[PROVIDED MATERIAL]:

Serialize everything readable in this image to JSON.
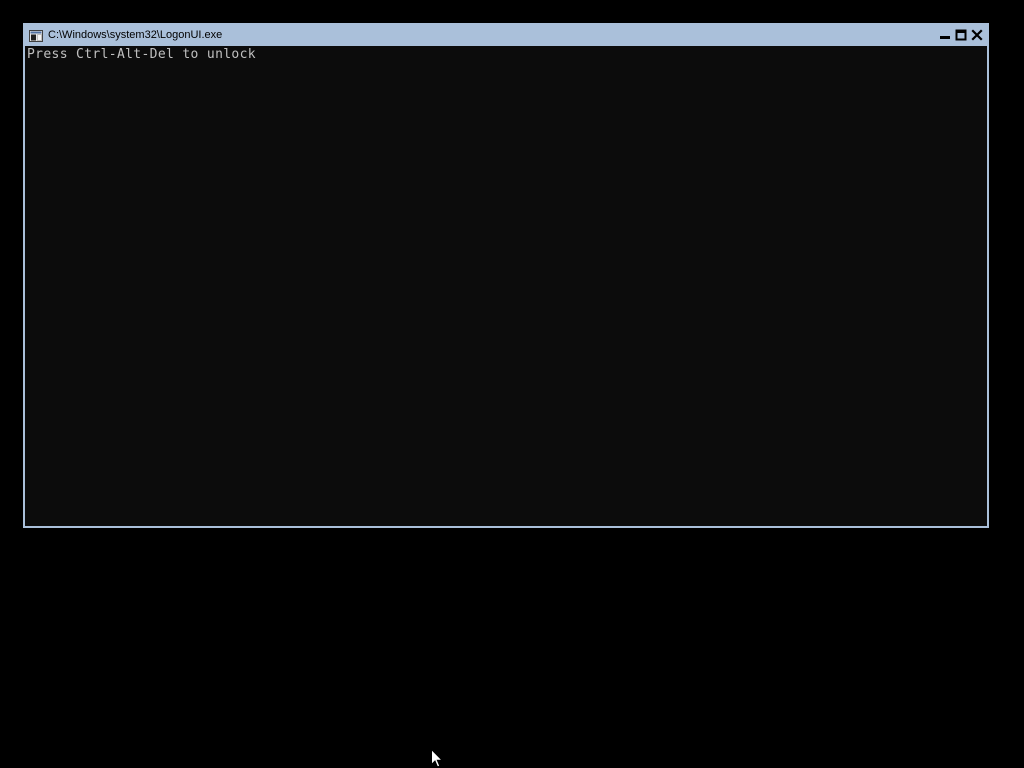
{
  "window": {
    "title": "C:\\Windows\\system32\\LogonUI.exe",
    "icon": "console-app-icon",
    "controls": [
      "minimize-icon",
      "maximize-icon",
      "close-icon"
    ]
  },
  "console": {
    "lines": [
      "Press Ctrl-Alt-Del to unlock"
    ]
  },
  "desktop": {
    "cursor": "arrow-pointer-icon"
  },
  "colors": {
    "desktop_background": "#000000",
    "window_frame": "#aac0da",
    "console_background": "#0c0c0c",
    "console_text": "#c0c0c0"
  }
}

[AIM]: Pictures are to be left out; all else in the entries above is to be quoted exactly.

[EXERCISE ANSWER]:
Serialize everything readable in this image to JSON.
{
  "window": {
    "title": "C:\\Windows\\system32\\LogonUI.exe",
    "icon": "console-app-icon",
    "controls": [
      "minimize-icon",
      "maximize-icon",
      "close-icon"
    ]
  },
  "console": {
    "lines": [
      "Press Ctrl-Alt-Del to unlock"
    ]
  },
  "desktop": {
    "cursor": "arrow-pointer-icon"
  },
  "colors": {
    "desktop_background": "#000000",
    "window_frame": "#aac0da",
    "console_background": "#0c0c0c",
    "console_text": "#c0c0c0"
  }
}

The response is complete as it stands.